TASK REQUIREMENTS.
Find every line in the records that holds the string "CELEBRATE". Copy each one.

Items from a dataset

■ ■ ■ ■ ■

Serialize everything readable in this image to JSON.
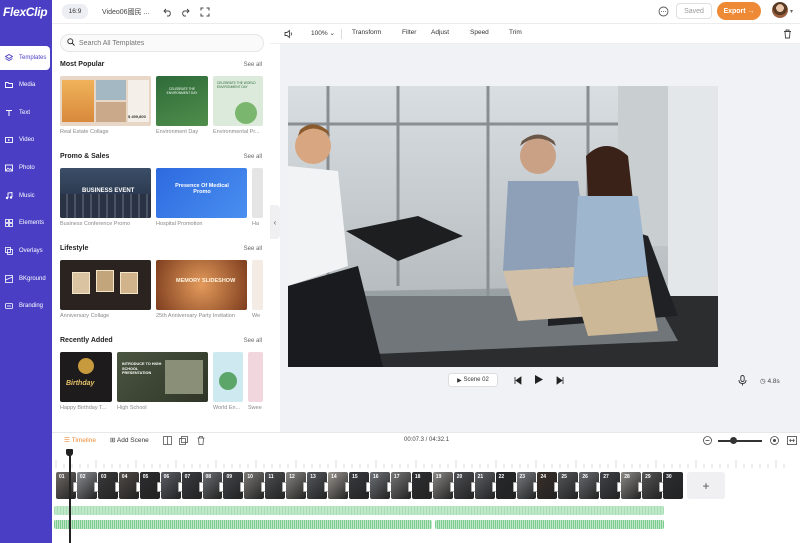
{
  "app": {
    "logo": "FlexClip",
    "project_name": "Video06國民 ...",
    "ratio": "16:9",
    "saved_label": "Saved",
    "export_label": "Export →"
  },
  "sidebar": {
    "items": [
      {
        "label": "Templates",
        "icon": "templates-icon"
      },
      {
        "label": "Media",
        "icon": "folder-icon"
      },
      {
        "label": "Text",
        "icon": "text-icon"
      },
      {
        "label": "Video",
        "icon": "video-icon"
      },
      {
        "label": "Photo",
        "icon": "photo-icon"
      },
      {
        "label": "Music",
        "icon": "music-icon"
      },
      {
        "label": "Elements",
        "icon": "elements-icon"
      },
      {
        "label": "Overlays",
        "icon": "overlays-icon"
      },
      {
        "label": "BKground",
        "icon": "background-icon"
      },
      {
        "label": "Branding",
        "icon": "branding-icon"
      }
    ]
  },
  "search": {
    "placeholder": "Search All Templates"
  },
  "sections": [
    {
      "title": "Most Popular",
      "see_all": "See all",
      "items": [
        "Real Estate Collage",
        "Environment Day",
        "Environmental Pr..."
      ]
    },
    {
      "title": "Promo & Sales",
      "see_all": "See all",
      "items": [
        "Business Conference Promo",
        "Hospital Promotion",
        "Ha"
      ]
    },
    {
      "title": "Lifestyle",
      "see_all": "See all",
      "items": [
        "Anniversary Collage",
        "25th Anniversary Party Invitation",
        "We"
      ]
    },
    {
      "title": "Recently Added",
      "see_all": "See all",
      "items": [
        "Happy Birthday T...",
        "High School",
        "World En...",
        "Swee"
      ]
    }
  ],
  "thumb_text": {
    "real_estate_price": "$ 499,800",
    "env_day_text": "CELEBRATE THE ENVIRONMENT DAY",
    "env_pr_text": "CELEBRATE THE WORLD ENVIRONMENT DAY",
    "business_event": "BUSINESS EVENT",
    "medical_promo": "Presence Of Medical Promo",
    "memory_slideshow": "MEMORY SLIDESHOW",
    "birthday": "Birthday",
    "high_school": "INTRODUCE TO HIGH SCHOOL PRESENTATION"
  },
  "edit_toolbar": {
    "zoom": "100%",
    "transform": "Transform",
    "filter": "Filter",
    "adjust": "Adjust",
    "speed": "Speed",
    "trim": "Trim"
  },
  "preview": {
    "scene": "Scene 02",
    "duration": "4.8s"
  },
  "timeline": {
    "label": "Timeline",
    "add_scene": "Add Scene",
    "time": "00:07.3 / 04:32.1"
  },
  "clips": [
    {
      "num": "01",
      "color": "#6f6a66"
    },
    {
      "num": "02",
      "color": "#8c8f93"
    },
    {
      "num": "03",
      "color": "#3b3b3d"
    },
    {
      "num": "04",
      "color": "#4f4a46"
    },
    {
      "num": "05",
      "color": "#2d2d30"
    },
    {
      "num": "06",
      "color": "#5b5f66"
    },
    {
      "num": "07",
      "color": "#3a3c41"
    },
    {
      "num": "08",
      "color": "#6c6e72"
    },
    {
      "num": "09",
      "color": "#43464b"
    },
    {
      "num": "10",
      "color": "#7c7a76"
    },
    {
      "num": "11",
      "color": "#4d4f52"
    },
    {
      "num": "12",
      "color": "#8a8783"
    },
    {
      "num": "13",
      "color": "#55585d"
    },
    {
      "num": "14",
      "color": "#9a9690"
    },
    {
      "num": "15",
      "color": "#393b3f"
    },
    {
      "num": "16",
      "color": "#6e7277"
    },
    {
      "num": "17",
      "color": "#777"
    },
    {
      "num": "18",
      "color": "#2f3032"
    },
    {
      "num": "19",
      "color": "#8c8985"
    },
    {
      "num": "20",
      "color": "#4e4f53"
    },
    {
      "num": "21",
      "color": "#5d6066"
    },
    {
      "num": "22",
      "color": "#26282b"
    },
    {
      "num": "23",
      "color": "#7a7d82"
    },
    {
      "num": "24",
      "color": "#3a2f29"
    },
    {
      "num": "25",
      "color": "#545659"
    },
    {
      "num": "26",
      "color": "#6a6c70"
    },
    {
      "num": "27",
      "color": "#41434a"
    },
    {
      "num": "28",
      "color": "#8d8a86"
    },
    {
      "num": "29",
      "color": "#555"
    },
    {
      "num": "30",
      "color": "#2c2e31"
    }
  ]
}
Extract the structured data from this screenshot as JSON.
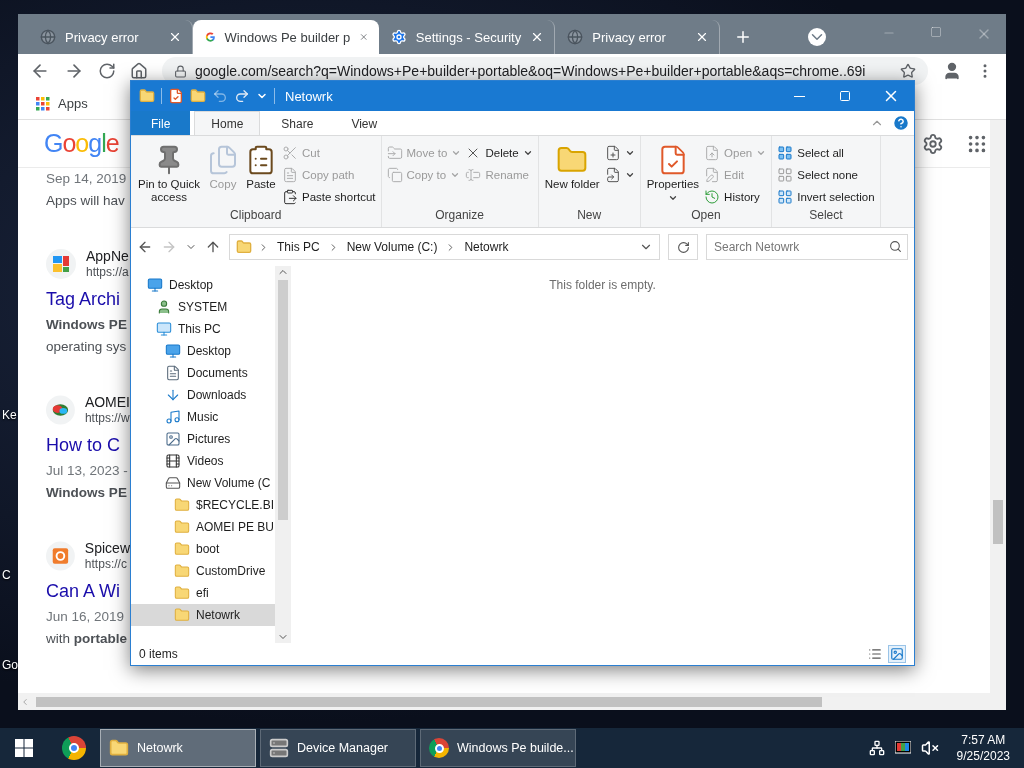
{
  "desktop_icons": [
    {
      "label": "Ke"
    },
    {
      "label": "C"
    },
    {
      "label": "Go"
    }
  ],
  "browser": {
    "tabs": [
      {
        "kind": "error",
        "title": "Privacy error",
        "selected": false
      },
      {
        "kind": "google",
        "title": "Windows Pe builder p",
        "selected": true
      },
      {
        "kind": "settings",
        "title": "Settings - Security",
        "selected": false
      },
      {
        "kind": "error",
        "title": "Privacy error",
        "selected": false
      }
    ],
    "address": "google.com/search?q=Windows+Pe+builder+portable&oq=Windows+Pe+builder+portable&aqs=chrome..69i",
    "bookmarks": [
      "Apps"
    ],
    "page": {
      "logo": "Google",
      "top_lines": [
        {
          "kind": "date",
          "text": "Sep 14, 2019"
        },
        {
          "kind": "snippet",
          "text": "Apps will hav"
        }
      ],
      "results": [
        {
          "kind": "tiles",
          "site": "AppNe",
          "url": "https://a",
          "title": "Tag Archi",
          "lines": [
            {
              "kind": "bold",
              "text": "Windows PE"
            },
            {
              "kind": "snippet",
              "text": "operating sys"
            }
          ]
        },
        {
          "kind": "blob",
          "site": "AOMEI",
          "url": "https://w",
          "title": "How to C",
          "lines": [
            {
              "kind": "date",
              "text": "Jul 13, 2023 -"
            },
            {
              "kind": "bold",
              "text": "Windows PE"
            }
          ]
        },
        {
          "kind": "orange",
          "site": "Spicew",
          "url": "https://c",
          "title": "Can A Wi",
          "lines": [
            {
              "kind": "date",
              "text": "Jun 16, 2019"
            },
            {
              "kind": "snippet",
              "text": "with **portable**"
            }
          ]
        }
      ]
    }
  },
  "explorer": {
    "title": "Netowrk",
    "ribbon_tabs": [
      {
        "kind": "file",
        "label": "File",
        "selected": false
      },
      {
        "kind": "tab",
        "label": "Home",
        "selected": true
      },
      {
        "kind": "tab",
        "label": "Share",
        "selected": false
      },
      {
        "kind": "tab",
        "label": "View",
        "selected": false
      }
    ],
    "ribbon_groups": [
      {
        "label": "Clipboard",
        "columns": [
          [
            {
              "kind": "pin",
              "label": "Pin to Quick access",
              "large": true,
              "disabled": false,
              "dropdown": false
            }
          ],
          [
            {
              "kind": "copy",
              "label": "Copy",
              "large": true,
              "disabled": true,
              "dropdown": false
            }
          ],
          [
            {
              "kind": "paste",
              "label": "Paste",
              "large": true,
              "disabled": false,
              "dropdown": false
            }
          ],
          [
            {
              "kind": "cut",
              "label": "Cut",
              "large": false,
              "disabled": true,
              "dropdown": false
            },
            {
              "kind": "copy_path",
              "label": "Copy path",
              "large": false,
              "disabled": true,
              "dropdown": false
            },
            {
              "kind": "paste_shortcut",
              "label": "Paste shortcut",
              "large": false,
              "disabled": false,
              "dropdown": false
            }
          ]
        ]
      },
      {
        "label": "Organize",
        "columns": [
          [
            {
              "kind": "move_to",
              "label": "Move to",
              "large": false,
              "disabled": true,
              "dropdown": true
            },
            {
              "kind": "copy_to",
              "label": "Copy to",
              "large": false,
              "disabled": true,
              "dropdown": true
            }
          ],
          [
            {
              "kind": "delete",
              "label": "Delete",
              "large": false,
              "disabled": false,
              "dropdown": true
            },
            {
              "kind": "rename",
              "label": "Rename",
              "large": false,
              "disabled": true,
              "dropdown": false
            }
          ]
        ]
      },
      {
        "label": "New",
        "columns": [
          [
            {
              "kind": "new_folder",
              "label": "New folder",
              "large": true,
              "disabled": false,
              "dropdown": false
            }
          ],
          [
            {
              "kind": "new_item",
              "large": false,
              "disabled": false,
              "dropdown": true
            },
            {
              "kind": "easy_access",
              "large": false,
              "disabled": false,
              "dropdown": true
            }
          ]
        ]
      },
      {
        "label": "Open",
        "columns": [
          [
            {
              "kind": "properties",
              "label": "Properties",
              "large": true,
              "disabled": false,
              "dropdown": true
            }
          ],
          [
            {
              "kind": "open",
              "label": "Open",
              "large": false,
              "disabled": true,
              "dropdown": true
            },
            {
              "kind": "edit",
              "label": "Edit",
              "large": false,
              "disabled": true,
              "dropdown": false
            },
            {
              "kind": "history",
              "label": "History",
              "large": false,
              "disabled": false,
              "dropdown": false
            }
          ]
        ]
      },
      {
        "label": "Select",
        "columns": [
          [
            {
              "kind": "select_all",
              "label": "Select all",
              "large": false,
              "disabled": false,
              "dropdown": false
            },
            {
              "kind": "select_none",
              "label": "Select none",
              "large": false,
              "disabled": false,
              "dropdown": false
            },
            {
              "kind": "invert",
              "label": "Invert selection",
              "large": false,
              "disabled": false,
              "dropdown": false
            }
          ]
        ]
      }
    ],
    "nav": {
      "back_disabled": false,
      "forward_disabled": true
    },
    "breadcrumb": [
      "This PC",
      "New Volume (C:)",
      "Netowrk"
    ],
    "search": {
      "placeholder": "Search Netowrk"
    },
    "tree": [
      {
        "kind": "desktop",
        "label": "Desktop",
        "selected": false,
        "children": [
          {
            "kind": "user",
            "label": "SYSTEM",
            "selected": false
          },
          {
            "kind": "pc",
            "label": "This PC",
            "selected": false,
            "children": [
              {
                "kind": "desktop",
                "label": "Desktop",
                "selected": false
              },
              {
                "kind": "documents",
                "label": "Documents",
                "selected": false
              },
              {
                "kind": "downloads",
                "label": "Downloads",
                "selected": false
              },
              {
                "kind": "music",
                "label": "Music",
                "selected": false
              },
              {
                "kind": "pictures",
                "label": "Pictures",
                "selected": false
              },
              {
                "kind": "videos",
                "label": "Videos",
                "selected": false
              },
              {
                "kind": "drive",
                "label": "New Volume (C",
                "selected": false,
                "children": [
                  {
                    "kind": "folder",
                    "label": "$RECYCLE.BI",
                    "selected": false
                  },
                  {
                    "kind": "folder",
                    "label": "AOMEI PE BU",
                    "selected": false
                  },
                  {
                    "kind": "folder",
                    "label": "boot",
                    "selected": false
                  },
                  {
                    "kind": "folder",
                    "label": "CustomDrive",
                    "selected": false
                  },
                  {
                    "kind": "folder",
                    "label": "efi",
                    "selected": false
                  },
                  {
                    "kind": "folder",
                    "label": "Netowrk",
                    "selected": true
                  }
                ]
              }
            ]
          }
        ]
      }
    ],
    "empty_message": "This folder is empty.",
    "status": "0 items",
    "views": [
      {
        "kind": "details",
        "selected": false
      },
      {
        "kind": "large_icons",
        "selected": true
      }
    ]
  },
  "taskbar": {
    "windows": [
      {
        "kind": "folder",
        "label": "Netowrk",
        "selected": true
      },
      {
        "kind": "device_manager",
        "label": "Device Manager",
        "selected": false
      },
      {
        "kind": "chrome",
        "label": "Windows Pe builde...",
        "selected": false
      }
    ],
    "tray": {
      "muted": true,
      "time": "7:57 AM",
      "date": "9/25/2023"
    }
  }
}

■ ■ ■ ■ ■

RESPONSE FOR THIS EXERCISE.
    "env_day_text": "CELEBRATE THE ENVIRONMENT DAY",
    "env_pr_text": "CELEBRATE THE WORLD ENVIRONMENT DAY",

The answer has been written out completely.